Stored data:

▼▼▼

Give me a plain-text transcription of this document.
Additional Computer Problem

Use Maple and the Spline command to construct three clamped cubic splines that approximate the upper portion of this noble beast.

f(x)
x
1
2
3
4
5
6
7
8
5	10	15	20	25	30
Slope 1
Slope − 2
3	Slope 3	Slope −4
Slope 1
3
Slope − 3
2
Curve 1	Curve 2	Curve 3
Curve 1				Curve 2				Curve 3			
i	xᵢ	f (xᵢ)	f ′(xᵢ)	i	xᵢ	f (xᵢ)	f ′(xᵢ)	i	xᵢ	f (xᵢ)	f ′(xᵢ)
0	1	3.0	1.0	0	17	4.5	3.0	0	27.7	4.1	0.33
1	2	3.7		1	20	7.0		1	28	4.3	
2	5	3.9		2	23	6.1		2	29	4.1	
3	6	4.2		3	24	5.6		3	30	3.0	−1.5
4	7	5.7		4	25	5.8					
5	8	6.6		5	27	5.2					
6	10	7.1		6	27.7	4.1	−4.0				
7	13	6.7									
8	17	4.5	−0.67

▲▲▲

*Prompt*: A line counts if it holds the word "this". Work out how many lines in the listing count, and give only that number.

*Solution to the exercise*: 2